=== WHAT YOU SHOULD DO ===
Collect every line of the records below that contains the word "text".
___
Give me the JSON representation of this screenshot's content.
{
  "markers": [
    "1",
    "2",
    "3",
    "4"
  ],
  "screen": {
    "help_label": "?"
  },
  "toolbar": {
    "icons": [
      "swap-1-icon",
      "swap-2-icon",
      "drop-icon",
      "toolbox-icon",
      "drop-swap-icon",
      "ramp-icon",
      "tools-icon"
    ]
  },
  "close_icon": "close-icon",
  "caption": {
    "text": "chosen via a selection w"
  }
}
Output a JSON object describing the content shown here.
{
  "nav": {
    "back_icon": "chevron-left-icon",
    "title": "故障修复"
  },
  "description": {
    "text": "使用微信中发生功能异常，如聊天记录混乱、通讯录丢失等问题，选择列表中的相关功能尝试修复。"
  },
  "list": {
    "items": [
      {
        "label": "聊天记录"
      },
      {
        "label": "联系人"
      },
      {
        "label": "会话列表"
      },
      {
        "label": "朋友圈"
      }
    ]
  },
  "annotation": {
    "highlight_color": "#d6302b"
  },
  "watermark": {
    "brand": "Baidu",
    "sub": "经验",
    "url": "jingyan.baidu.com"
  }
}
___
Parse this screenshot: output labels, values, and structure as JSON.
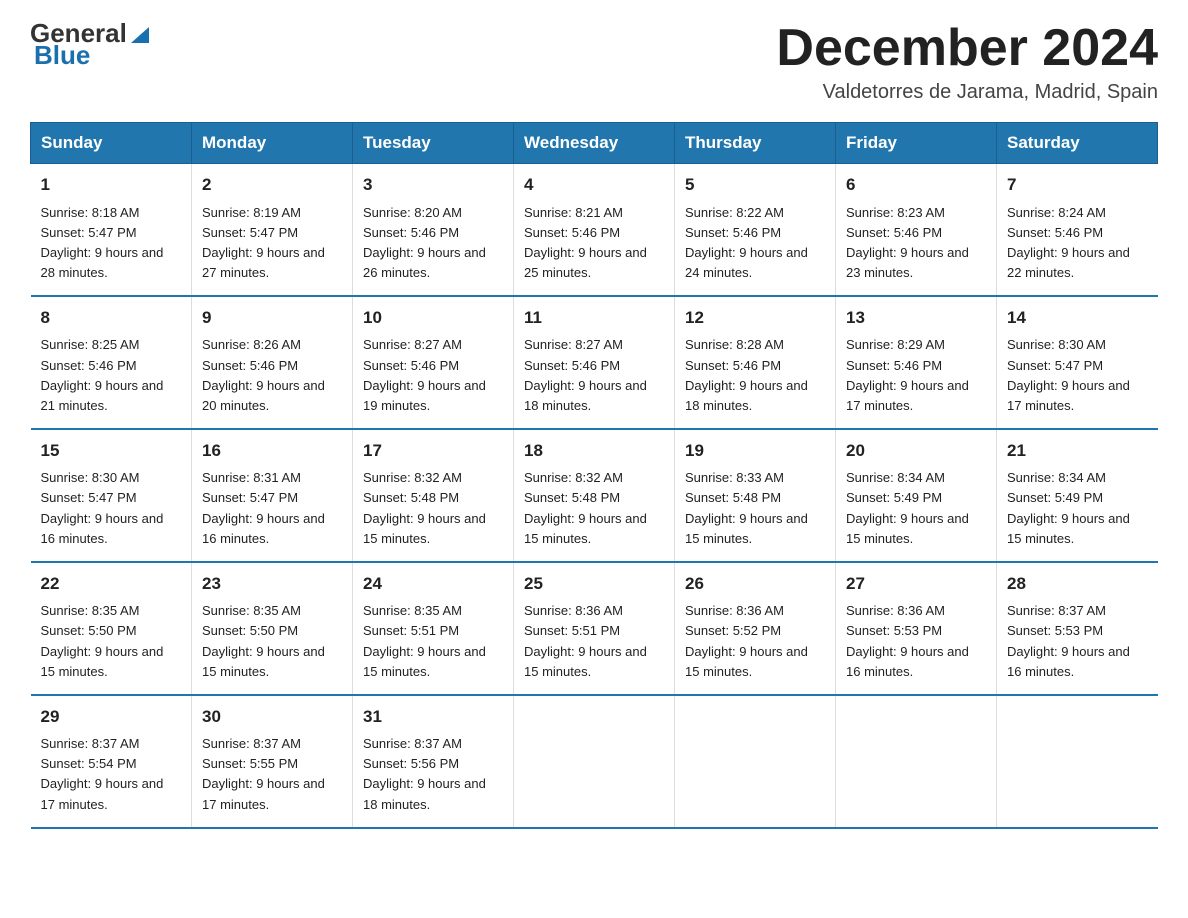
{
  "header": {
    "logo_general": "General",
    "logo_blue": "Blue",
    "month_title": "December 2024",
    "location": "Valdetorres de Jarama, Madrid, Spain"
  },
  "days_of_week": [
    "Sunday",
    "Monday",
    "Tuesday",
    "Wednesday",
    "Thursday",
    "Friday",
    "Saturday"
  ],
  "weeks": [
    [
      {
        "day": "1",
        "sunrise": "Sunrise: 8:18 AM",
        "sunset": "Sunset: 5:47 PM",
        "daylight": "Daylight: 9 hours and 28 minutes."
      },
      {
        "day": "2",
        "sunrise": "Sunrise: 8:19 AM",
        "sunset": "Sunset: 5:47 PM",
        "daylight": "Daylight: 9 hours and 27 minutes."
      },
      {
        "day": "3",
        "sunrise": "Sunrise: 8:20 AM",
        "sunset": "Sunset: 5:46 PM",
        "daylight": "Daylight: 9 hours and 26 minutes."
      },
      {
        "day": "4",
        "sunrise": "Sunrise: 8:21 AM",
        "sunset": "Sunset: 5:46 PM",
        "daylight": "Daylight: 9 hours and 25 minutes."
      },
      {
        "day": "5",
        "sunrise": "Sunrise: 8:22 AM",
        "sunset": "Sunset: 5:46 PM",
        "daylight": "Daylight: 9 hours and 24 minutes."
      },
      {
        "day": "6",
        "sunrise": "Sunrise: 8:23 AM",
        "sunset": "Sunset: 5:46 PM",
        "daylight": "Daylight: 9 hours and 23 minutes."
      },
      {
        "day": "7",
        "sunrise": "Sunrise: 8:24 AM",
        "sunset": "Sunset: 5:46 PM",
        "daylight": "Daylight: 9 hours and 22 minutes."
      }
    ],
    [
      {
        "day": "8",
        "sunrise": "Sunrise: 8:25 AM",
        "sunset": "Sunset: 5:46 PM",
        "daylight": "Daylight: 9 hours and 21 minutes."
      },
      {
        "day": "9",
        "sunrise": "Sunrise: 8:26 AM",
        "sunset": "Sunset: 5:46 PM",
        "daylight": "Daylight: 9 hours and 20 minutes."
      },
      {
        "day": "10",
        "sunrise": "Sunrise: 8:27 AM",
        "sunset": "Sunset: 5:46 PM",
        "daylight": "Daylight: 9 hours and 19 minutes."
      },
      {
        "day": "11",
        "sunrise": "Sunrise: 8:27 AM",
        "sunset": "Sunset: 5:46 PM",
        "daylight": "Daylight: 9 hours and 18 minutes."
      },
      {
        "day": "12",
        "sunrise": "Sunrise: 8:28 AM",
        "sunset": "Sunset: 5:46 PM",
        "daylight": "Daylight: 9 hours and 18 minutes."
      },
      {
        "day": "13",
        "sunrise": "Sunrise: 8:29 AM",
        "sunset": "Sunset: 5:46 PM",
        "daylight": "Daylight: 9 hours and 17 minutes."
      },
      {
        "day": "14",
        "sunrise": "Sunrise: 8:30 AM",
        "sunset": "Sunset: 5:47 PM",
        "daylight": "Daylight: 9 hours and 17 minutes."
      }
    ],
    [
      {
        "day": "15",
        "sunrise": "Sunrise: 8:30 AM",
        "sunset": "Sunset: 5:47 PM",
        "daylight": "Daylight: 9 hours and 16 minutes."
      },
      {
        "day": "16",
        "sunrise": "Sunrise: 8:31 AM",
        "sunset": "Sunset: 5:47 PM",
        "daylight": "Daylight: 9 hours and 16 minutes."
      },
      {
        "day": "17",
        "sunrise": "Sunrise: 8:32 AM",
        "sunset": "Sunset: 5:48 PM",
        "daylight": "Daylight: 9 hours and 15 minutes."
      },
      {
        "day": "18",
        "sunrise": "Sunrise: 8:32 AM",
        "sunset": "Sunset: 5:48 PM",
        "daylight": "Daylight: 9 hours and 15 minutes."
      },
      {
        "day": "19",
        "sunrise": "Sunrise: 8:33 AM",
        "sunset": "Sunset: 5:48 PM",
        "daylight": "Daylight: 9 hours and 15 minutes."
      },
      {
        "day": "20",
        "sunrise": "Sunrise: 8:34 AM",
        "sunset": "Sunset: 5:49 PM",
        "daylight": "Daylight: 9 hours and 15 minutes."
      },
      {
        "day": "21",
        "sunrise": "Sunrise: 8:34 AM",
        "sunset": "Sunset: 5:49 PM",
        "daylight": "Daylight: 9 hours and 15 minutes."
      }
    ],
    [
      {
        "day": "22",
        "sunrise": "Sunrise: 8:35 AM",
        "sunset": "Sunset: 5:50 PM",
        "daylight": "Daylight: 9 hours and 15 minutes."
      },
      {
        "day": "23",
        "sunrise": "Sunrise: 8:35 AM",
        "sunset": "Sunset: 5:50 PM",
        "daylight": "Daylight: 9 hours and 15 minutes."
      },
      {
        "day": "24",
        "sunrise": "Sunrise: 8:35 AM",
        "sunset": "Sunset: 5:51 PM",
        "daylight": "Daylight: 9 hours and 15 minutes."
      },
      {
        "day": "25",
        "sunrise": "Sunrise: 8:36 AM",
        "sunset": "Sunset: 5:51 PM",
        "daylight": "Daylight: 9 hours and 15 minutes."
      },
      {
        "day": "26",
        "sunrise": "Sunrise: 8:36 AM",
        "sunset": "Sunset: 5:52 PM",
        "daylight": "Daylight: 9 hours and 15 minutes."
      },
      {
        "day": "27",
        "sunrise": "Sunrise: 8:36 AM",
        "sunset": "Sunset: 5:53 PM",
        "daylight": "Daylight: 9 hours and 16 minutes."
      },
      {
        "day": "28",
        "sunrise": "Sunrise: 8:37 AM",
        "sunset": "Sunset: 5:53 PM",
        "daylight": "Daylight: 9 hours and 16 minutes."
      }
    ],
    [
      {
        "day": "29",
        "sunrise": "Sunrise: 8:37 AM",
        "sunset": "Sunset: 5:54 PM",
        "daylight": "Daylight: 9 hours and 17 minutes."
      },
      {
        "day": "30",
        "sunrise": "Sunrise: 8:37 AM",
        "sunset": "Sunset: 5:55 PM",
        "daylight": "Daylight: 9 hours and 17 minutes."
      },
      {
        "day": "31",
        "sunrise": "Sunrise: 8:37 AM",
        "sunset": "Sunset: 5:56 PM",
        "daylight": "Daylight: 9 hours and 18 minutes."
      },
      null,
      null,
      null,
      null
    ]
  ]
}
___
=== TASK SOLUTION ===
    "text": "chosen via a selection w"
    "text": "使用微信中发生功能异常，如聊天记录混乱、通讯录丢失等问题，选择列表中的相关功能尝试修复。"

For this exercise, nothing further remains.